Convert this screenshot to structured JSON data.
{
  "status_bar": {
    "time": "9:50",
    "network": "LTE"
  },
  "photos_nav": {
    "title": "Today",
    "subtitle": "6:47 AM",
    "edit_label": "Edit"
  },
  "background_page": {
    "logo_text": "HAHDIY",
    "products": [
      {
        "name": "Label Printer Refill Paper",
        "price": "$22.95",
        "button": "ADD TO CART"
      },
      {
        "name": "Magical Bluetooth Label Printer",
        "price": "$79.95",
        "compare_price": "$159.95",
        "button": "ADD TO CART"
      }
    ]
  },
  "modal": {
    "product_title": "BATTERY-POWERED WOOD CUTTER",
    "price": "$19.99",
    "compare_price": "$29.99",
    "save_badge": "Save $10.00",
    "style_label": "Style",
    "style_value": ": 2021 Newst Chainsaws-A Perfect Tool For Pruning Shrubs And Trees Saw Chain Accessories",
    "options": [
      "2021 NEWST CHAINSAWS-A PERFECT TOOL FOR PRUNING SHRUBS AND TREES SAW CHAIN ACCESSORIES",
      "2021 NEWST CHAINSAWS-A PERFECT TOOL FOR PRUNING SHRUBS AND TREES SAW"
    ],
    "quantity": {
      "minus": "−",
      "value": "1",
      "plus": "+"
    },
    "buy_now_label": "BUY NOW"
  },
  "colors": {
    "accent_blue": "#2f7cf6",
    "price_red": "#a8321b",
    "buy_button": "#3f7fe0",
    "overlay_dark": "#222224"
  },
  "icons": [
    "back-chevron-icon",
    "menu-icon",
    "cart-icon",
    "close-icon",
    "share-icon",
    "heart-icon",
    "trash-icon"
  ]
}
====================
GIVEN INSTRUCTION — Retype each record exactly, leaving nothing out.

EXERCISE OUTPUT —
Convert this screenshot to structured JSON data.
{
  "status_bar": {
    "time": "9:50",
    "network": "LTE"
  },
  "photos_nav": {
    "title": "Today",
    "subtitle": "6:47 AM",
    "edit_label": "Edit"
  },
  "background_page": {
    "logo_text": "HAHDIY",
    "products": [
      {
        "name": "Label Printer Refill Paper",
        "price": "$22.95",
        "button": "ADD TO CART"
      },
      {
        "name": "Magical Bluetooth Label Printer",
        "price": "$79.95",
        "compare_price": "$159.95",
        "button": "ADD TO CART"
      }
    ]
  },
  "modal": {
    "product_title": "BATTERY-POWERED WOOD CUTTER",
    "price": "$19.99",
    "compare_price": "$29.99",
    "save_badge": "Save $10.00",
    "style_label": "Style",
    "style_value": ": 2021 Newst Chainsaws-A Perfect Tool For Pruning Shrubs And Trees Saw Chain Accessories",
    "options": [
      "2021 NEWST CHAINSAWS-A PERFECT TOOL FOR PRUNING SHRUBS AND TREES SAW CHAIN ACCESSORIES",
      "2021 NEWST CHAINSAWS-A PERFECT TOOL FOR PRUNING SHRUBS AND TREES SAW"
    ],
    "quantity": {
      "minus": "−",
      "value": "1",
      "plus": "+"
    },
    "buy_now_label": "BUY NOW"
  },
  "colors": {
    "accent_blue": "#2f7cf6",
    "price_red": "#a8321b",
    "buy_button": "#3f7fe0",
    "overlay_dark": "#222224"
  },
  "icons": [
    "back-chevron-icon",
    "menu-icon",
    "cart-icon",
    "close-icon",
    "share-icon",
    "heart-icon",
    "trash-icon"
  ]
}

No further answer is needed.